REQUIRED TASK 1 →
Update the San Jose housing article between "Balconies and apartments" and "U.S. for Westbank.", inclusive, replacing "ground-up" with "new-construction".
REQUIRED TASK 2 →
Write what comes next in the article on San Jose's data-center housing plan, picking up after its final sentence.

SUPPLIED TEXT →
+-------+
SAN JOSE — An ambitious and massive effort to produce thousands of green homes alongside data centers in downtown San Jose, with key support from PG&E, is slated to launch in 2025.
Global developer Westbank, utility titan PG&E and the city of San Jose have allied to speed the development of eco-friendly housing towers whose energy would be powered by surplus heat from nearby data centers.
Balconies and apartments in a 345-unit housing tower at 323 Terraine Street in downtown San Jose, concept. (Studio Gang)
“Our first ground-up housing development will be in 2025,” said Andrew Jacobson, vice president of the U.S. for Westbank.
Around the same time one or more housing projects break ground as brand-new developments in downtown San Jose, Westbank will launch the construction of data centers to help provide energy for adjacent residential units.
Bank of Italy historic tower at 12 South First Street in downtown San Jose, November 2023. (George Avalos/Bay Area News Group)
Separate from the new housing towers, Westbank is also working on a significant redevelopment project, the Bank of Italy historic tower, that could begin within weeks or months.
+-------+
SUPPLIED RECORDS →
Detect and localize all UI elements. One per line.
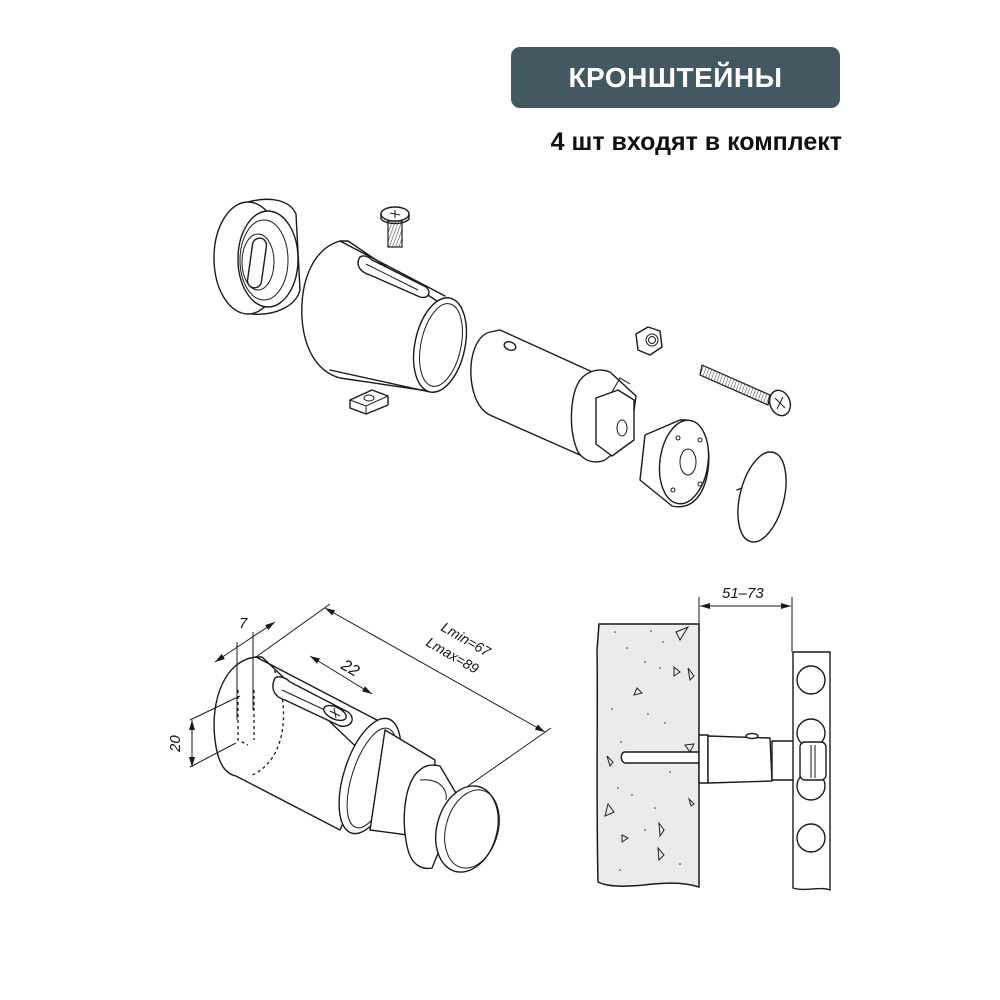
+-------+
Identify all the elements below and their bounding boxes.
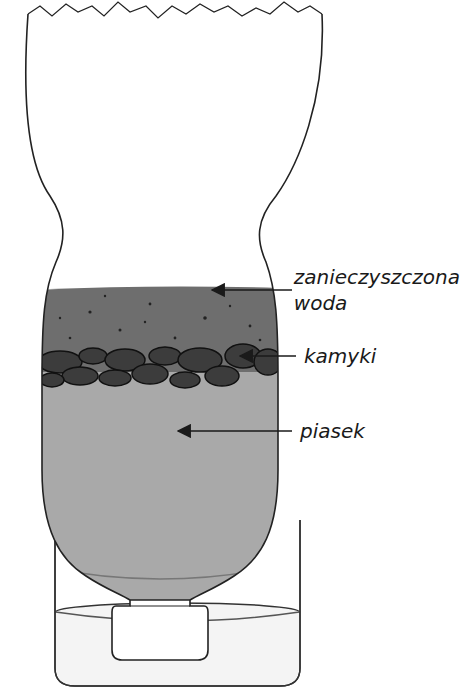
+-------+
RESPONSE 1 →
Balconies and apartments in a 345-unit housing tower at 323 Terraine Street in downtown San Jose, concept. (Studio Gang)
“Our first new-construction housing development will be in 2025,” said Andrew Jacobson, vice president of the U.S. for Westbank.

RESPONSE 2 →
Westbank aims to convert the Bank of Italy office highrise at 12 South First Street into a residential tower, according to Jacobson.
“The Bank of Italy will start in early 2025,” Jacobson said.
Canada-based Westbank believes that developing housing next to data centers could be a huge catalyst for environmentally friendly housing projects by using excess heat from a data center to provide energy to nearby homes.
Ian Gillespie, chief executive officer and founder of global development firm Westbank, speaks during a PG&E Innovation Summit in downtown San Jose, Nov. 13, 2024. (George Avalos/Bay Area News Group)
“You could have an entire downtown powered by data centers,” Ian Gillespie, Westbank’s chief executive officer and founder, said on Nov. 13 when the initiative to build green housing powered by data centers was announced.
At least two of Westbank’s housing projects will include a stand-alone data center that would rise next to the residential buildings and supply the homes with the tech facility’s excess heat that would otherwise be vented to the atmosphere.
“We aim to capture the heat, provide it to housing nearby and ultimately connect it to a district energy system in downtown San Jose,” Jacobson said. “The data centers will act as power plants.”
These intricate connections to create a green energy district would likely involve PG&E’s expertise.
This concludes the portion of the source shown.